## TASK PROMPT
Determine how many lines of this material contain "Dollar". Give only the number.

::: DATASET RECORDS

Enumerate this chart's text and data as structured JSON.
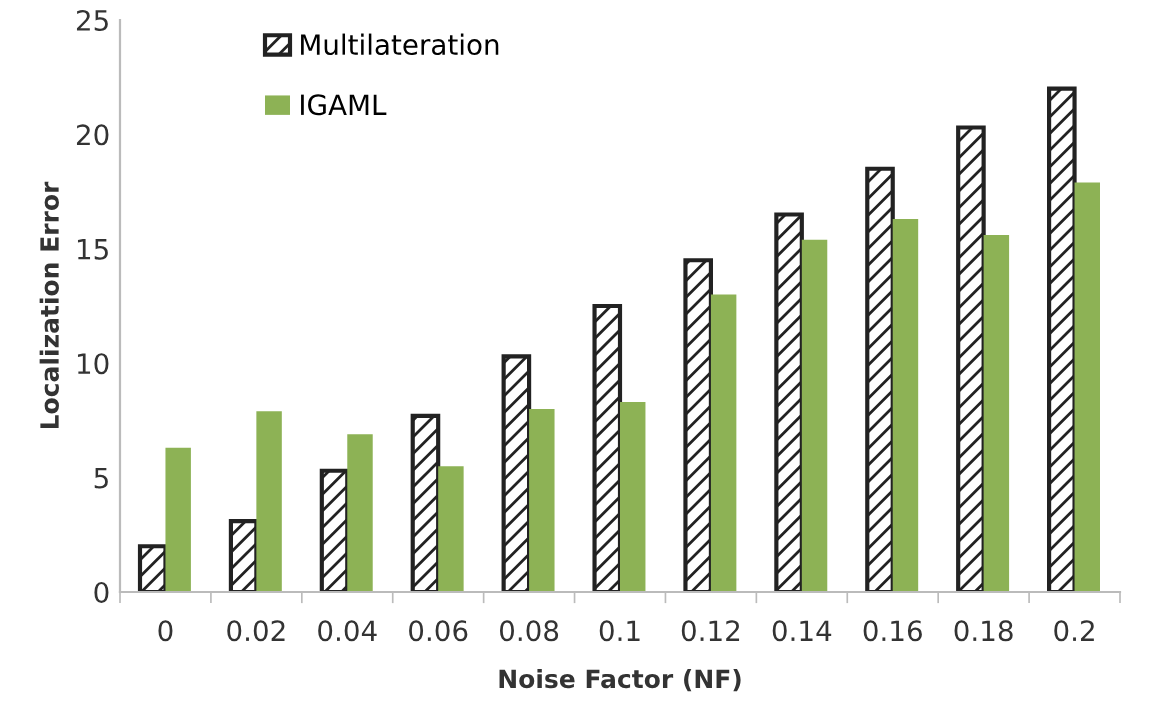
{
  "chart_data": {
    "type": "bar",
    "xlabel": "Noise Factor (NF)",
    "ylabel": "Localization Error",
    "categories": [
      "0",
      "0.02",
      "0.04",
      "0.06",
      "0.08",
      "0.1",
      "0.12",
      "0.14",
      "0.16",
      "0.18",
      "0.2"
    ],
    "series": [
      {
        "name": "Multilateration",
        "color": "#222222",
        "values": [
          2.0,
          3.1,
          5.3,
          7.7,
          10.3,
          12.5,
          14.5,
          16.5,
          18.5,
          20.3,
          22.0
        ]
      },
      {
        "name": "IGAML",
        "color": "#8db255",
        "values": [
          6.3,
          7.9,
          6.9,
          5.5,
          8.0,
          8.3,
          13.0,
          15.4,
          16.3,
          15.6,
          17.9
        ]
      }
    ],
    "ylim": [
      0,
      25
    ],
    "yticks": [
      0,
      5,
      10,
      15,
      20,
      25
    ],
    "grid": false,
    "legend": "top left"
  }
}
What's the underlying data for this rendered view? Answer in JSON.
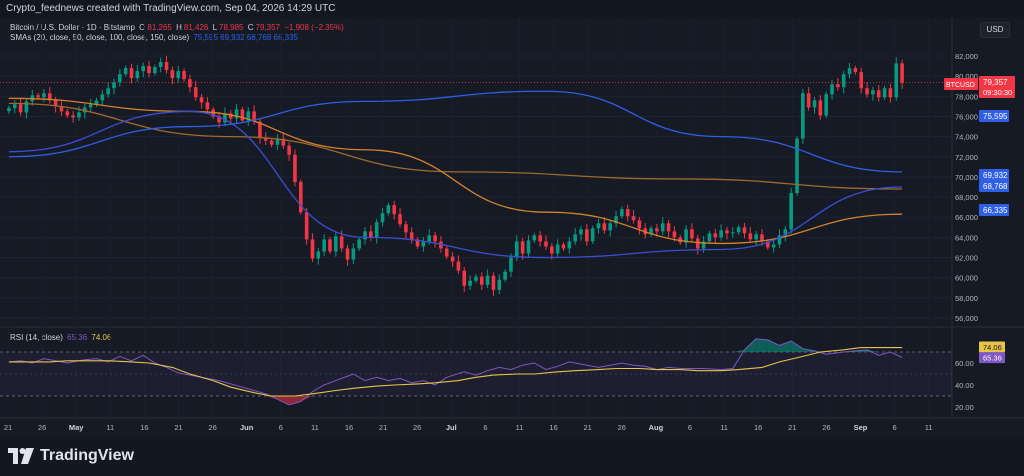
{
  "header": {
    "caption": "Crypto_feednews created with TradingView.com, Sep 04, 2026 14:29 UTC"
  },
  "legend": {
    "symbol": "Bitcoin / U.S. Dollar · 1D · Bitstamp",
    "o_label": "O",
    "o_value": "81,265",
    "h_label": "H",
    "h_value": "81,426",
    "l_label": "L",
    "l_value": "78,985",
    "c_label": "C",
    "c_value": "79,357",
    "change": "−1,908 (−2.35%)",
    "sma_label": "SMAs (20, close, 50, close, 100, close, 150, close)",
    "sma_values": "75,595  69,932  68,768  66,335"
  },
  "rsi_legend": {
    "label": "RSI (14, close)",
    "rsi_value": "65.36",
    "ma_value": "74.06"
  },
  "currency": "USD",
  "brand": "TradingView",
  "colors": {
    "up": "#089981",
    "down": "#f23645",
    "sma20": "#2f5fe6",
    "sma50": "#3b4fd6",
    "sma100": "#d4822a",
    "sma150": "#a06a2c",
    "rsi": "#7e57c2",
    "rsi_ma": "#e8c547"
  },
  "chart_data": [
    {
      "type": "candlestick",
      "title": "Bitcoin / U.S. Dollar · 1D · Bitstamp",
      "x_ticks": [
        "21",
        "26",
        "May",
        "11",
        "16",
        "21",
        "26",
        "Jun",
        "6",
        "11",
        "16",
        "21",
        "26",
        "Jul",
        "6",
        "11",
        "16",
        "21",
        "26",
        "Aug",
        "6",
        "11",
        "16",
        "21",
        "26",
        "Sep",
        "6",
        "11"
      ],
      "y_ticks": [
        "56,000",
        "58,000",
        "60,000",
        "62,000",
        "64,000",
        "66,000",
        "68,000",
        "70,000",
        "72,000",
        "74,000",
        "76,000",
        "78,000",
        "80,000",
        "82,000"
      ],
      "ylim": [
        55000,
        83500
      ],
      "price_labels": [
        {
          "text": "BTCUSD",
          "color": "#f23645"
        },
        {
          "text": "79,357",
          "color": "#f23645"
        },
        {
          "text": "09:30:30",
          "color": "#f23645"
        },
        {
          "text": "75,595",
          "color": "#2f5fe6"
        },
        {
          "text": "69,932",
          "color": "#2f5fe6"
        },
        {
          "text": "68,768",
          "color": "#2f5fe6"
        },
        {
          "text": "66,335",
          "color": "#2f5fe6"
        }
      ],
      "close": [
        76830,
        77200,
        76400,
        77500,
        78100,
        77900,
        78300,
        77600,
        77000,
        76500,
        76100,
        75900,
        76400,
        76900,
        77200,
        77600,
        78200,
        78800,
        79400,
        80200,
        80800,
        79800,
        80500,
        81000,
        80300,
        80900,
        81400,
        80600,
        79800,
        80500,
        79700,
        78900,
        77900,
        77400,
        76700,
        76000,
        75400,
        76300,
        75800,
        76700,
        75600,
        76500,
        75500,
        73900,
        73600,
        73200,
        73800,
        73100,
        72200,
        69500,
        66500,
        63800,
        61900,
        62600,
        63800,
        62600,
        64100,
        62900,
        61800,
        62900,
        63800,
        64600,
        64000,
        65500,
        66400,
        67200,
        66300,
        65300,
        64500,
        63800,
        63100,
        63600,
        64200,
        63600,
        62900,
        62100,
        61600,
        60700,
        59200,
        59700,
        60100,
        59300,
        60200,
        58800,
        59800,
        60600,
        62000,
        63600,
        62400,
        63700,
        64200,
        63600,
        63100,
        62400,
        63300,
        62900,
        63600,
        64300,
        64800,
        63600,
        64900,
        65400,
        64700,
        65400,
        66100,
        66800,
        66100,
        65700,
        64900,
        64300,
        64900,
        64600,
        65400,
        64600,
        64000,
        63500,
        64800,
        63900,
        62900,
        63600,
        64400,
        64000,
        64700,
        64400,
        64500,
        65000,
        64400,
        63800,
        64300,
        63600,
        63000,
        63300,
        64200,
        64800,
        68400,
        73800,
        78300,
        76900,
        77600,
        76100,
        78200,
        79200,
        78900,
        80200,
        80800,
        80400,
        78800,
        78200,
        78600,
        77900,
        78800,
        77900,
        81265,
        79357
      ],
      "sma20": [
        72000,
        75000,
        77500,
        78500,
        74000,
        70500
      ],
      "sma50": [
        72500,
        76500,
        64000,
        62000,
        62800,
        69000
      ],
      "sma100": [
        77800,
        76500,
        72700,
        66500,
        63400,
        66300
      ],
      "sma150": [
        77300,
        74000,
        70500,
        69800,
        68800
      ],
      "rsi_scale": [
        "20.00",
        "40.00",
        "60.00"
      ],
      "rsi_levels": [
        30,
        70
      ],
      "rsi": [
        61,
        62,
        60,
        64,
        62,
        60,
        63,
        64,
        61,
        66,
        62,
        67,
        60,
        56,
        51,
        49,
        46,
        44,
        41,
        38,
        35,
        32,
        27,
        22,
        25,
        34,
        40,
        46,
        50,
        44,
        47,
        44,
        46,
        42,
        44,
        40,
        47,
        52,
        49,
        53,
        56,
        54,
        58,
        60,
        54,
        57,
        61,
        58,
        56,
        58,
        60,
        58,
        57,
        54,
        56,
        55,
        55,
        55,
        54,
        55,
        72,
        82,
        81,
        76,
        80,
        73,
        71,
        68,
        70,
        71,
        72,
        67,
        70,
        65
      ],
      "rsi_ma": [
        61,
        61,
        61,
        62,
        62,
        62,
        61,
        60,
        56,
        50,
        44,
        38,
        33,
        30,
        30,
        32,
        35,
        37,
        39,
        40,
        41,
        42,
        44,
        47,
        49,
        50,
        50,
        52,
        53,
        54,
        55,
        55,
        54,
        54,
        53,
        53,
        54,
        56,
        61,
        66,
        70,
        72,
        74,
        74,
        74
      ]
    }
  ]
}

::::::

## RESPONSE TO THIS TASK
2